**The request**
Print the entries in full, word for word, but not the pictures.

>> BEGIN Data in this exercise

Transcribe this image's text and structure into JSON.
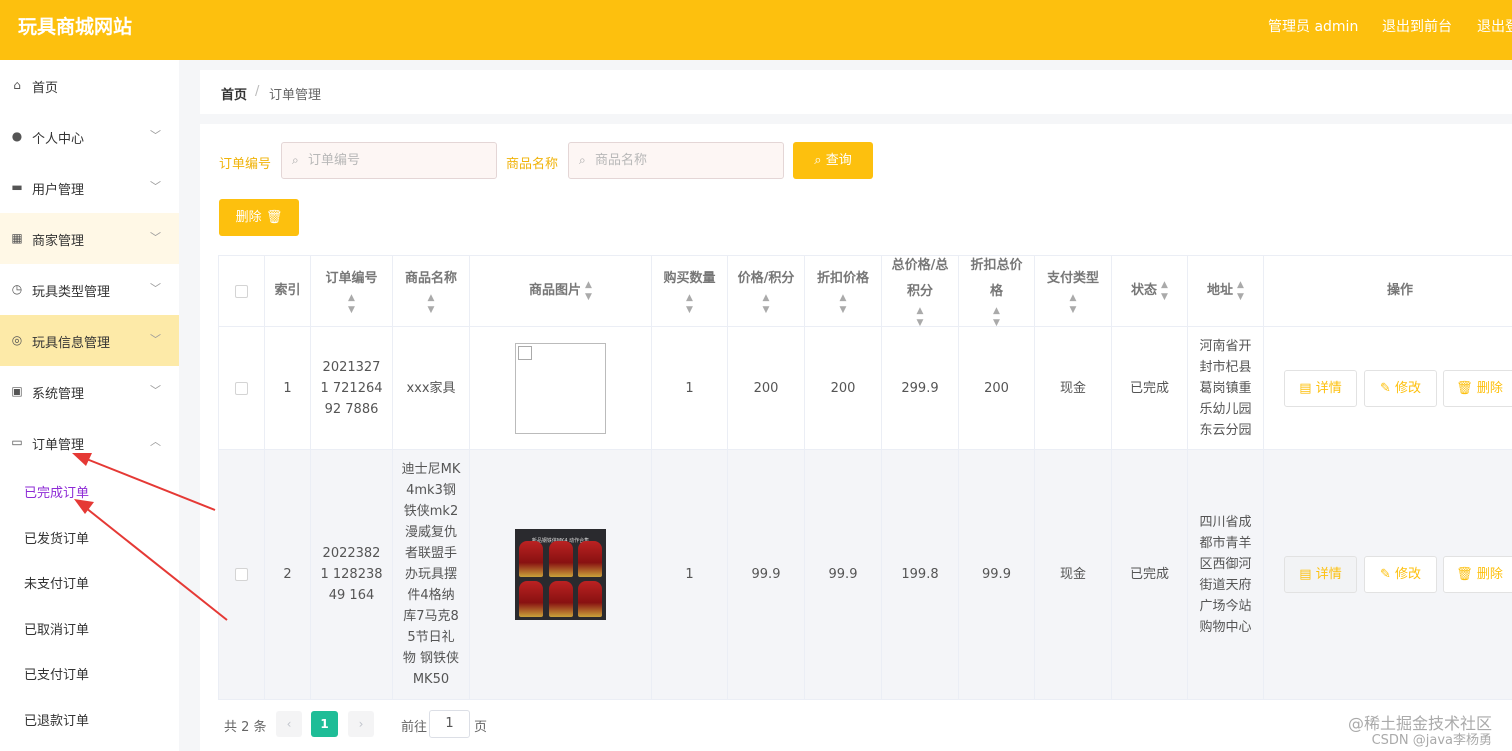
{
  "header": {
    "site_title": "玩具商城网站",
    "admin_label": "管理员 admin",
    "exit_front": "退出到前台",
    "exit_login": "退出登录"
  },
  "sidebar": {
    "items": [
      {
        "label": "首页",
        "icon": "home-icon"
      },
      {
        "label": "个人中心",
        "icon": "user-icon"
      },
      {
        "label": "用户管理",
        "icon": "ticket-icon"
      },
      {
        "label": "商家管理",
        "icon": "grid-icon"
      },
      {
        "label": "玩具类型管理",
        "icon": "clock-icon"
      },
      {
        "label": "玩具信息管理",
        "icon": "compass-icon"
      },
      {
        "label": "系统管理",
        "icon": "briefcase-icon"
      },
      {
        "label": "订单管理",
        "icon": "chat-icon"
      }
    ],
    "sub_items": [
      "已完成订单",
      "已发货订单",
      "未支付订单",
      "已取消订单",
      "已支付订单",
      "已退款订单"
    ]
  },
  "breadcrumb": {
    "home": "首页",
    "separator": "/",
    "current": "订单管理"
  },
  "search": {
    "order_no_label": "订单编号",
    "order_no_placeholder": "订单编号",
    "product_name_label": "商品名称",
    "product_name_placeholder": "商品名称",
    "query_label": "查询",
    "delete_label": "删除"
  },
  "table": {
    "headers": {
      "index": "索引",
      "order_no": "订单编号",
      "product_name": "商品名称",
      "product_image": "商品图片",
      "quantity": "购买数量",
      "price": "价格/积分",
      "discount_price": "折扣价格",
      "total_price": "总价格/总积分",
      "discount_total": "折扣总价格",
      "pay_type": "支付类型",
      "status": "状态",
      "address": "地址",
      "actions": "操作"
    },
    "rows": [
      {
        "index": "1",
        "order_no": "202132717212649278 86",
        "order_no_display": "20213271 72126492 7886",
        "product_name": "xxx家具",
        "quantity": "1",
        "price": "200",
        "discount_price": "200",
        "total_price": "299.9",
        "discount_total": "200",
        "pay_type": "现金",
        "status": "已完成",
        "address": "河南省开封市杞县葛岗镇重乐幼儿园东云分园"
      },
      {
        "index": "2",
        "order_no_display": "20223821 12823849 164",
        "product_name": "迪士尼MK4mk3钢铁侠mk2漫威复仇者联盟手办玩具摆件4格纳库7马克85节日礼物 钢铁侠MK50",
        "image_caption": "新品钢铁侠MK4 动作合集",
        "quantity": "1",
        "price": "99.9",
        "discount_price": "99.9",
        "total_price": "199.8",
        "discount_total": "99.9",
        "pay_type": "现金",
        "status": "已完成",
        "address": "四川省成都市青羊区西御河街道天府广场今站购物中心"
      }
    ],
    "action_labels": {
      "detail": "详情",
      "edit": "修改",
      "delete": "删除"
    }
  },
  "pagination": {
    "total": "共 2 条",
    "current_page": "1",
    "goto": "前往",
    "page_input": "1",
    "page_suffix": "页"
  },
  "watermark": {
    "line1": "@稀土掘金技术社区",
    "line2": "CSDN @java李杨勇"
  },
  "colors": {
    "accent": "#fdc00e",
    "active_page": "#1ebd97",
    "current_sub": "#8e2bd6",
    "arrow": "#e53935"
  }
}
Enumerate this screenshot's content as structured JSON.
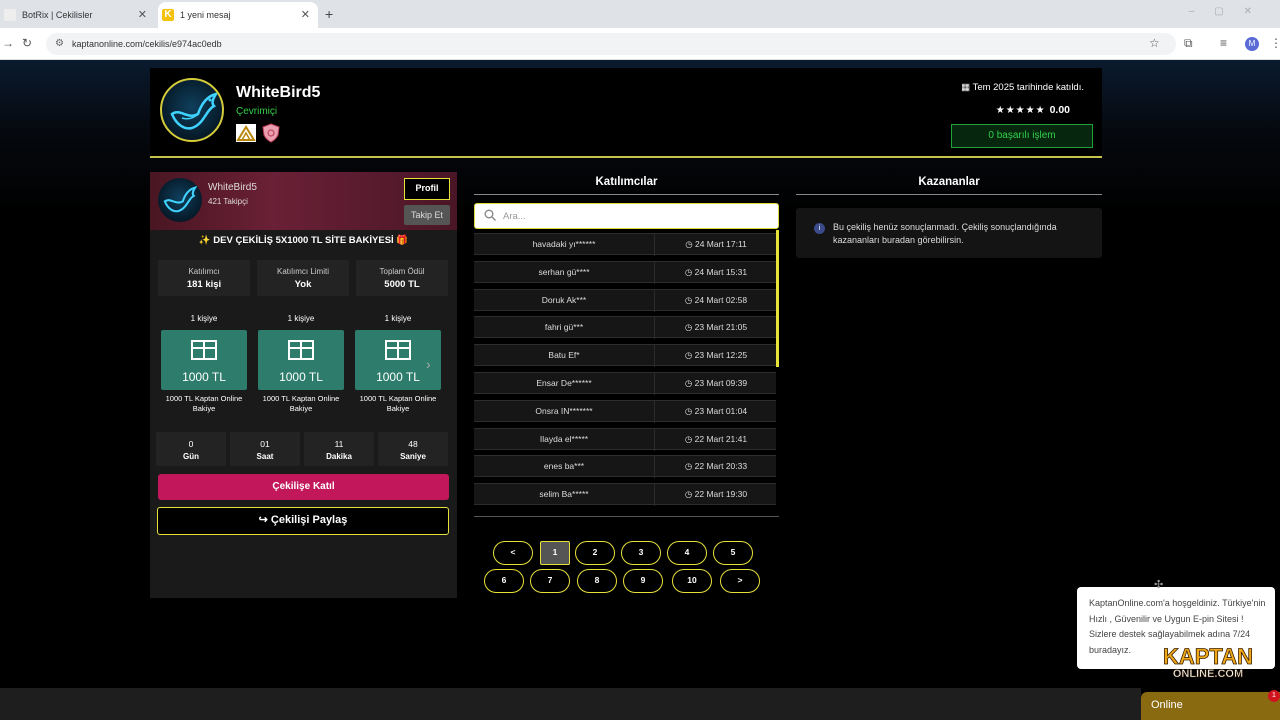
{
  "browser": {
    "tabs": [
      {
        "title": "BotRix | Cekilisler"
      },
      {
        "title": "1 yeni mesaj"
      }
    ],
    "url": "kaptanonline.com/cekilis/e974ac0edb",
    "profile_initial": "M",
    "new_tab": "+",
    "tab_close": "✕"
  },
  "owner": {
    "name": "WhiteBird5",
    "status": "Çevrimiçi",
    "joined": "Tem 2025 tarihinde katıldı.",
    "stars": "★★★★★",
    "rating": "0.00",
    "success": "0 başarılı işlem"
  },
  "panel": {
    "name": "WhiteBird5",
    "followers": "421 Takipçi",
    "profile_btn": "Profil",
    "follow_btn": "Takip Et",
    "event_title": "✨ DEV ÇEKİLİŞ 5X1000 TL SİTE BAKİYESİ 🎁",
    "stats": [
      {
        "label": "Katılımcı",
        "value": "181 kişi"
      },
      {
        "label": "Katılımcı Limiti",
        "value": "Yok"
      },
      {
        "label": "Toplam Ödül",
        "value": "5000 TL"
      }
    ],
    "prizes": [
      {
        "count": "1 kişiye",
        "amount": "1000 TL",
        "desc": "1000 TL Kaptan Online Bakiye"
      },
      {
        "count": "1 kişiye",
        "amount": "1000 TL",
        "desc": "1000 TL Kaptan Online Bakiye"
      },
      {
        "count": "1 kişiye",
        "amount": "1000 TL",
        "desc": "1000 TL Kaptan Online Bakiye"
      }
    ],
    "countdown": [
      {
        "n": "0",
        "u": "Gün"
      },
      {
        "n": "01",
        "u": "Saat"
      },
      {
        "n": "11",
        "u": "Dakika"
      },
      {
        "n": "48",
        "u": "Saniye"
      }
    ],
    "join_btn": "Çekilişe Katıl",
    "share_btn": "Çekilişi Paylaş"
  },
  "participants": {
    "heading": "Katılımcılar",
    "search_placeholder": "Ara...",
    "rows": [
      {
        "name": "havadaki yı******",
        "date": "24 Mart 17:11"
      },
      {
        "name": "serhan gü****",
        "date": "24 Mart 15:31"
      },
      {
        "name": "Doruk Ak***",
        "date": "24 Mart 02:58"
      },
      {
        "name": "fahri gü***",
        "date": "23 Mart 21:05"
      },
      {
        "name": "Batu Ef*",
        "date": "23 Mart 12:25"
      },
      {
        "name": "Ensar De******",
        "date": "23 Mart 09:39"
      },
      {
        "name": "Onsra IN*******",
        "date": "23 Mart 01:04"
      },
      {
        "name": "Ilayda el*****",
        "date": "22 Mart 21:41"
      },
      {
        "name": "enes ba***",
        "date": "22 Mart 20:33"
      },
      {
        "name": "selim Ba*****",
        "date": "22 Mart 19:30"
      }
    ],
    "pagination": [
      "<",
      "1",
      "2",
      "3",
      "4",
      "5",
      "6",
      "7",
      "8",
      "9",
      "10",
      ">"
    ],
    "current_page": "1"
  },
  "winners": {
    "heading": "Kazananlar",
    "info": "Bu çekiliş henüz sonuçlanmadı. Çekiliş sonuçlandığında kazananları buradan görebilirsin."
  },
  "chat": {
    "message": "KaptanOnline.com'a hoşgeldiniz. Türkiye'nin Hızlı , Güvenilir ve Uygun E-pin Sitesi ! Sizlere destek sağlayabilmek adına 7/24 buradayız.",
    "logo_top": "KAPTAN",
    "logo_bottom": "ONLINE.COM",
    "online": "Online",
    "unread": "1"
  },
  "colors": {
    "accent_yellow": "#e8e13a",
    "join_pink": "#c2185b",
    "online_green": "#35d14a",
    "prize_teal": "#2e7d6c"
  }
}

>> END Data in this exercise

**Full answer**
Transcribe this image's text and structure into JSON.
{
  "header": {
    "site_title": "玩具商城网站",
    "admin_label": "管理员 admin",
    "exit_front": "退出到前台",
    "exit_login": "退出登录"
  },
  "sidebar": {
    "items": [
      {
        "label": "首页",
        "icon": "home-icon"
      },
      {
        "label": "个人中心",
        "icon": "user-icon"
      },
      {
        "label": "用户管理",
        "icon": "ticket-icon"
      },
      {
        "label": "商家管理",
        "icon": "grid-icon"
      },
      {
        "label": "玩具类型管理",
        "icon": "clock-icon"
      },
      {
        "label": "玩具信息管理",
        "icon": "compass-icon"
      },
      {
        "label": "系统管理",
        "icon": "briefcase-icon"
      },
      {
        "label": "订单管理",
        "icon": "chat-icon"
      }
    ],
    "sub_items": [
      "已完成订单",
      "已发货订单",
      "未支付订单",
      "已取消订单",
      "已支付订单",
      "已退款订单"
    ]
  },
  "breadcrumb": {
    "home": "首页",
    "separator": "/",
    "current": "订单管理"
  },
  "search": {
    "order_no_label": "订单编号",
    "order_no_placeholder": "订单编号",
    "product_name_label": "商品名称",
    "product_name_placeholder": "商品名称",
    "query_label": "查询",
    "delete_label": "删除"
  },
  "table": {
    "headers": {
      "index": "索引",
      "order_no": "订单编号",
      "product_name": "商品名称",
      "product_image": "商品图片",
      "quantity": "购买数量",
      "price": "价格/积分",
      "discount_price": "折扣价格",
      "total_price": "总价格/总积分",
      "discount_total": "折扣总价格",
      "pay_type": "支付类型",
      "status": "状态",
      "address": "地址",
      "actions": "操作"
    },
    "rows": [
      {
        "index": "1",
        "order_no": "202132717212649278 86",
        "order_no_display": "20213271 72126492 7886",
        "product_name": "xxx家具",
        "quantity": "1",
        "price": "200",
        "discount_price": "200",
        "total_price": "299.9",
        "discount_total": "200",
        "pay_type": "现金",
        "status": "已完成",
        "address": "河南省开封市杞县葛岗镇重乐幼儿园东云分园"
      },
      {
        "index": "2",
        "order_no_display": "20223821 12823849 164",
        "product_name": "迪士尼MK4mk3钢铁侠mk2漫威复仇者联盟手办玩具摆件4格纳库7马克85节日礼物 钢铁侠MK50",
        "image_caption": "新品钢铁侠MK4 动作合集",
        "quantity": "1",
        "price": "99.9",
        "discount_price": "99.9",
        "total_price": "199.8",
        "discount_total": "99.9",
        "pay_type": "现金",
        "status": "已完成",
        "address": "四川省成都市青羊区西御河街道天府广场今站购物中心"
      }
    ],
    "action_labels": {
      "detail": "详情",
      "edit": "修改",
      "delete": "删除"
    }
  },
  "pagination": {
    "total": "共 2 条",
    "current_page": "1",
    "goto": "前往",
    "page_input": "1",
    "page_suffix": "页"
  },
  "watermark": {
    "line1": "@稀土掘金技术社区",
    "line2": "CSDN @java李杨勇"
  },
  "colors": {
    "accent": "#fdc00e",
    "active_page": "#1ebd97",
    "current_sub": "#8e2bd6",
    "arrow": "#e53935"
  }
}
Enumerate this screenshot's content as structured JSON.
{
  "browser": {
    "tabs": [
      {
        "title": "BotRix | Cekilisler"
      },
      {
        "title": "1 yeni mesaj"
      }
    ],
    "url": "kaptanonline.com/cekilis/e974ac0edb",
    "profile_initial": "M",
    "new_tab": "+",
    "tab_close": "✕"
  },
  "owner": {
    "name": "WhiteBird5",
    "status": "Çevrimiçi",
    "joined": "Tem 2025 tarihinde katıldı.",
    "stars": "★★★★★",
    "rating": "0.00",
    "success": "0 başarılı işlem"
  },
  "panel": {
    "name": "WhiteBird5",
    "followers": "421 Takipçi",
    "profile_btn": "Profil",
    "follow_btn": "Takip Et",
    "event_title": "✨ DEV ÇEKİLİŞ 5X1000 TL SİTE BAKİYESİ 🎁",
    "stats": [
      {
        "label": "Katılımcı",
        "value": "181 kişi"
      },
      {
        "label": "Katılımcı Limiti",
        "value": "Yok"
      },
      {
        "label": "Toplam Ödül",
        "value": "5000 TL"
      }
    ],
    "prizes": [
      {
        "count": "1 kişiye",
        "amount": "1000 TL",
        "desc": "1000 TL Kaptan Online Bakiye"
      },
      {
        "count": "1 kişiye",
        "amount": "1000 TL",
        "desc": "1000 TL Kaptan Online Bakiye"
      },
      {
        "count": "1 kişiye",
        "amount": "1000 TL",
        "desc": "1000 TL Kaptan Online Bakiye"
      }
    ],
    "countdown": [
      {
        "n": "0",
        "u": "Gün"
      },
      {
        "n": "01",
        "u": "Saat"
      },
      {
        "n": "11",
        "u": "Dakika"
      },
      {
        "n": "48",
        "u": "Saniye"
      }
    ],
    "join_btn": "Çekilişe Katıl",
    "share_btn": "Çekilişi Paylaş"
  },
  "participants": {
    "heading": "Katılımcılar",
    "search_placeholder": "Ara...",
    "rows": [
      {
        "name": "havadaki yı******",
        "date": "24 Mart 17:11"
      },
      {
        "name": "serhan gü****",
        "date": "24 Mart 15:31"
      },
      {
        "name": "Doruk Ak***",
        "date": "24 Mart 02:58"
      },
      {
        "name": "fahri gü***",
        "date": "23 Mart 21:05"
      },
      {
        "name": "Batu Ef*",
        "date": "23 Mart 12:25"
      },
      {
        "name": "Ensar De******",
        "date": "23 Mart 09:39"
      },
      {
        "name": "Onsra IN*******",
        "date": "23 Mart 01:04"
      },
      {
        "name": "Ilayda el*****",
        "date": "22 Mart 21:41"
      },
      {
        "name": "enes ba***",
        "date": "22 Mart 20:33"
      },
      {
        "name": "selim Ba*****",
        "date": "22 Mart 19:30"
      }
    ],
    "pagination": [
      "<",
      "1",
      "2",
      "3",
      "4",
      "5",
      "6",
      "7",
      "8",
      "9",
      "10",
      ">"
    ],
    "current_page": "1"
  },
  "winners": {
    "heading": "Kazananlar",
    "info": "Bu çekiliş henüz sonuçlanmadı. Çekiliş sonuçlandığında kazananları buradan görebilirsin."
  },
  "chat": {
    "message": "KaptanOnline.com'a hoşgeldiniz. Türkiye'nin Hızlı , Güvenilir ve Uygun E-pin Sitesi ! Sizlere destek sağlayabilmek adına 7/24 buradayız.",
    "logo_top": "KAPTAN",
    "logo_bottom": "ONLINE.COM",
    "online": "Online",
    "unread": "1"
  },
  "colors": {
    "accent_yellow": "#e8e13a",
    "join_pink": "#c2185b",
    "online_green": "#35d14a",
    "prize_teal": "#2e7d6c"
  }
}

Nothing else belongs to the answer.